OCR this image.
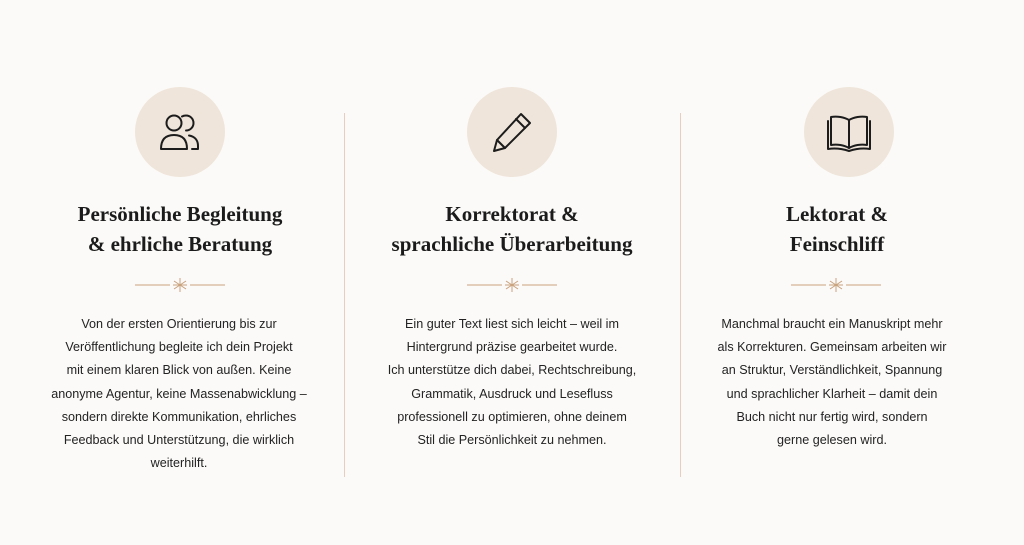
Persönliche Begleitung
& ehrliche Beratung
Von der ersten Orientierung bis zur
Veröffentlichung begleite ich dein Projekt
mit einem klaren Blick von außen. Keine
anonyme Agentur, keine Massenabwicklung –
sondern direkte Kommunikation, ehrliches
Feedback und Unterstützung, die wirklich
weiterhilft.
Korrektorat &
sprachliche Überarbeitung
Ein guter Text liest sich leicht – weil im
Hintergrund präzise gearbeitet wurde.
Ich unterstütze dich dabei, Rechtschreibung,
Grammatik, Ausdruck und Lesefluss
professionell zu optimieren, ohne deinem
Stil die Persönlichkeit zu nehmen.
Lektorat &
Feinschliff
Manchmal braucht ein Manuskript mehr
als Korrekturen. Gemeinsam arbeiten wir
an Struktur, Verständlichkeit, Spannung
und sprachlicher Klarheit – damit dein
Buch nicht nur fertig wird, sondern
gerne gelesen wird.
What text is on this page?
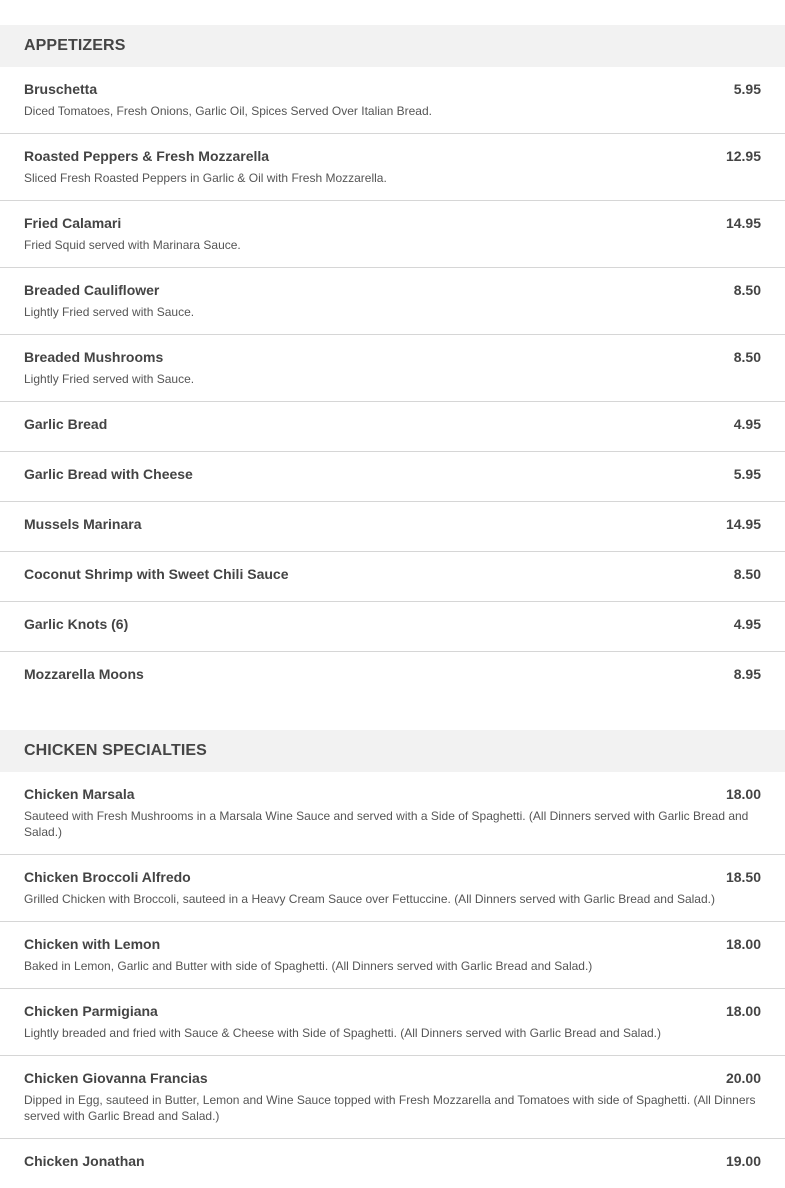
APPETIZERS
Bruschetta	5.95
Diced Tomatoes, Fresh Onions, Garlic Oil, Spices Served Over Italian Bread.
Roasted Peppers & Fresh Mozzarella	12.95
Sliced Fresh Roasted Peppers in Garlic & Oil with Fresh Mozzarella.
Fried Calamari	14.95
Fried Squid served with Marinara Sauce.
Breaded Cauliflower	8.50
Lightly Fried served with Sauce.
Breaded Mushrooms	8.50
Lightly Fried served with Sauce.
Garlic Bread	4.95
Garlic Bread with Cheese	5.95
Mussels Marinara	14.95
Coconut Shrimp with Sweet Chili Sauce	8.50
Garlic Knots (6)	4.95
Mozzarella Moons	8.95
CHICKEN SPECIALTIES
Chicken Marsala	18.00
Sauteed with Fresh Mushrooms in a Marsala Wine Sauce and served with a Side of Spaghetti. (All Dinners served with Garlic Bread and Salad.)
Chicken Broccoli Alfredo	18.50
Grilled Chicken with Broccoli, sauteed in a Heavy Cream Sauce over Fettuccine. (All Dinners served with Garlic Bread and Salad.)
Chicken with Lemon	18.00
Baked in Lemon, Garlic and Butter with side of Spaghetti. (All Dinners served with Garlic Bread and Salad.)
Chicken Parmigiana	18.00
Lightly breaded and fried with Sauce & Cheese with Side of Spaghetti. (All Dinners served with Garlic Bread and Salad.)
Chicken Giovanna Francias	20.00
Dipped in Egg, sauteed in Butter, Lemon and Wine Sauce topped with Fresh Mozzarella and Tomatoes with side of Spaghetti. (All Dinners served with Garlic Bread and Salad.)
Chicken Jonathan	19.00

WHAT IS NEEDED: Return each line in the records that holds the string "Wine".

CORRECT RESULT:
Sauteed with Fresh Mushrooms in a Marsala Wine Sauce and served with a Side of Spaghetti. (All Dinners served with Garlic Bread and Salad.)
Dipped in Egg, sauteed in Butter, Lemon and Wine Sauce topped with Fresh Mozzarella and Tomatoes with side of Spaghetti. (All Dinners served with Garlic Bread and Salad.)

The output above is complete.